> [Instructions to follow] Write out the full listing again, exactly as it stands.

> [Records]
* BEGIN *

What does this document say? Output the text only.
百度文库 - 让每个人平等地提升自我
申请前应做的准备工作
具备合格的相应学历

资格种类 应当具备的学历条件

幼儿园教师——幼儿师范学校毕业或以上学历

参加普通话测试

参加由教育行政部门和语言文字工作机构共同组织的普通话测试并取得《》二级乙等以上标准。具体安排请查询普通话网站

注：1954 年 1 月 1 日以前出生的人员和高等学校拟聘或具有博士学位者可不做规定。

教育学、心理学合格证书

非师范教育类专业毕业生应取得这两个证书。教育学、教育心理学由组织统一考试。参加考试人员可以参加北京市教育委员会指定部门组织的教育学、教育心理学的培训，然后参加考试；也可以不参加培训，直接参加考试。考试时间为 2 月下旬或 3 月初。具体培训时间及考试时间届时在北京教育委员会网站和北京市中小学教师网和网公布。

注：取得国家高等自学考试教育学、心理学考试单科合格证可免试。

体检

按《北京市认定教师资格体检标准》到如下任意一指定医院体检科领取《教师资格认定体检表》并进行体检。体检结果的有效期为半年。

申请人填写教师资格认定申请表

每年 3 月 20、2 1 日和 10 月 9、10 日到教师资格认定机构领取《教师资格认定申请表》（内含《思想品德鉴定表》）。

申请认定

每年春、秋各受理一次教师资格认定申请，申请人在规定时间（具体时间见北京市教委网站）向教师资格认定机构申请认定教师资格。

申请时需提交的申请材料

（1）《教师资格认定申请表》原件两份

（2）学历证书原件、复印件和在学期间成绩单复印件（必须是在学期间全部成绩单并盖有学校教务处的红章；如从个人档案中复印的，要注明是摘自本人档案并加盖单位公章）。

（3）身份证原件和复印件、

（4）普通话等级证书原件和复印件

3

* END *

> [Exercise answer]
What does this document say? Output the text only.
百度文库 - 让每个人平等地提升自我
申请前应做的准备工作
具备合格的相应学历

资格种类 应当具备的学历条件

幼儿园教师——幼儿师范学校毕业或以上学历

参加普通话测试

参加由教育行政部门和语言文字工作机构共同组织的普通话测试并取得《》二级乙等以上标准。具体安排请查询普通话网站

注：1954 年 1 月 1 日以前出生的人员和高等学校拟聘或具有博士学位者可不做规定。

教育学、心理学合格证书

非师范教育类专业毕业生应取得这两个证书。教育学、教育心理学由组织统一考试。参加考试人员可以参加北京市教育委员会指定部门组织的教育学、教育心理学的培训，然后参加考试；也可以不参加培训，直接参加考试。考试时间为 2 月下旬或 3 月初。具体培训时间及考试时间届时在北京教育委员会网站和北京市中小学教师网和网公布。

注：取得国家高等自学考试教育学、心理学考试单科合格证可免试。

体检

按《北京市认定教师资格体检标准》到如下任意一指定医院体检科领取《教师资格认定体检表》并进行体检。体检结果的有效期为半年。

申请人填写教师资格认定申请表

每年 3 月 20、2 1 日和 10 月 9、10 日到教师资格认定机构领取《教师资格认定申请表》（内含《思想品德鉴定表》）。

申请认定

每年春、秋各受理一次教师资格认定申请，申请人在规定时间（具体时间见北京市教委网站）向教师资格认定机构申请认定教师资格。

申请时需提交的申请材料

（1）《教师资格认定申请表》原件两份

（2）学历证书原件、复印件和在学期间成绩单复印件（必须是在学期间全部成绩单并盖有学校教务处的红章；如从个人档案中复印的，要注明是摘自本人档案并加盖单位公章）。

（3）身份证原件和复印件、

（4）普通话等级证书原件和复印件

3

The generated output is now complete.